### Text segment
※

The default phylum-ci Docker image contains git and the installed phylum Python package. It also contains an installed version of the Phylum CLI and all required tools needed for lockfile generation. An advantage of using the default Docker image is that the complete environment is packaged and made available with components that are known to work together.

One disadvantage to the default image is it's size. It can take a while to download and may provide more tools than required for your specific use case. Special slim tags of the phylum-ci image are provided as an alternative. These tags differ from the default image in that they do not contain the required tools needed for lockfile generation (with the exception of the pip tool). The slim tags are significantly smaller and allow for faster action run times. They are useful for those instances where no manifest files are present and/or only lockfiles are used.

Here are examples of using the slim image tags:

    # NOTE: These are examples. Only one container line for `phylum-ci` is expected.

    # Use the most current release of *both* `phylum-ci` and the Phylum CLI
    container: phylumio/phylum-ci:slim

    # Use the `slim` image with a specific release version of `phylum-ci` and Phylum CLI
    container: phylumio/phylum-ci:0.42.4-CLIv6.1.2-slim

Repository checkout

The phylum-ci logic for determining changes in dependency files requires git history beyond what is available in a shallow clone/checkout/fetch. To ensure the shallow fetch option is disabled for the pipeline, an explicit checkout step is specified here, with fetchDepth set to 0. It is also possible to disable the shallow fetch option in the pipeline settings UI. See the YAML schema steps.checkout definition documentation for more detail.

In order to support CI triggers, certain git operations are needed to determine the default branch name and set the remote HEAD ref for it since Azure Pipelines does not do so during repository checkout. These operations require git credentials to be available after the initial fetch, which is done with the persistCredentials property. This property is not required if CI triggers are disabled (e.g., via trigger: none).

      # Reference: https://learn.microsoft.com/azure/devops/pipelines/yaml-schema/steps-checkout
      - checkout: self
        fetchDepth: 0
        persistCredentials: true    # Needed only for CI triggers

Script arguments

The arguments to the script step are the way to exert control over the execution of the Phylum analysis. The entry here will run as a script in the phylum-ci based container job. See the YAML schema steps.script definition and container job documentation for more detail.

※

### Listed records

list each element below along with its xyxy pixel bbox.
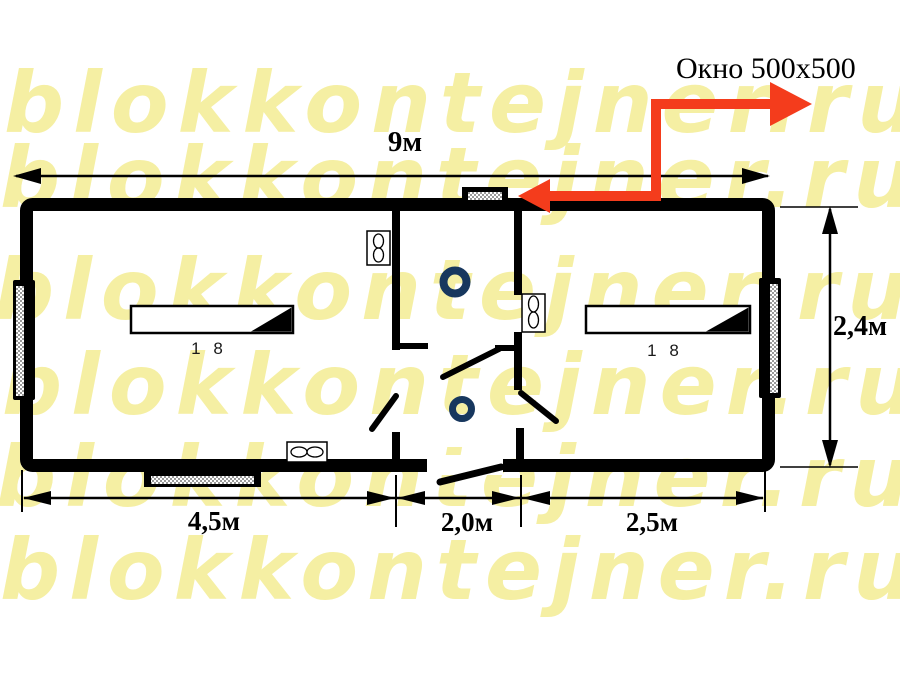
fan-icon-right-room xyxy=(522,294,545,332)
left-window-icon xyxy=(16,286,24,396)
arrowhead-left-icon xyxy=(13,168,41,184)
bottom-window-icon xyxy=(151,476,254,484)
fan-icon-left-room xyxy=(367,231,390,265)
top-window-icon xyxy=(468,192,502,200)
ring-icon-bottom xyxy=(453,400,472,419)
floorplan-drawing xyxy=(0,0,900,675)
radiator-right-label: 1 8 xyxy=(615,341,715,361)
window-callout-label: Окно 500x500 xyxy=(676,52,856,86)
arrowhead-up-icon xyxy=(822,206,838,234)
ring-icon-top xyxy=(444,271,467,294)
right-room-door-leaf xyxy=(521,393,556,421)
partition-walls xyxy=(392,205,524,465)
left-room-door-leaf xyxy=(372,396,396,429)
dimension-label-right-room: 2,5м xyxy=(602,507,702,538)
dimension-label-total-length: 9м xyxy=(370,126,440,159)
fan-icon-bottom-wall xyxy=(287,442,327,462)
radiator-left-label: 1 8 xyxy=(159,339,259,359)
middle-door-leaf xyxy=(443,349,499,377)
window-callout-arrow xyxy=(518,82,812,213)
red-arrowhead-right-icon xyxy=(770,82,812,126)
floorplan-canvas: blokkontejner.ru blokkontejner.ru blokko… xyxy=(0,0,900,675)
arrowhead-right-icon xyxy=(742,168,770,184)
arrowhead-down-icon xyxy=(822,440,838,468)
dimension-label-left-room: 4,5м xyxy=(164,506,264,537)
right-window-icon xyxy=(770,284,778,393)
dimension-label-height: 2,4м xyxy=(833,311,887,343)
radiators xyxy=(131,306,750,333)
dimension-label-middle-room: 2,0м xyxy=(417,507,517,538)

※

### Task
Reproduce the passage from the text on the phylum-ci image above, from "One disadvantage to" to "lockfiles are used.".

### Result
One disadvantage to the default image is it's size. It can take a while to download and may provide more tools than required for your specific use case. Special slim tags of the phylum-ci image are provided as an alternative. These tags differ from the default image in that they do not contain the required tools needed for lockfile generation (with the exception of the pip tool). The slim tags are significantly smaller and allow for faster action run times. They are useful for those instances where no manifest files are present and/or only lockfiles are used.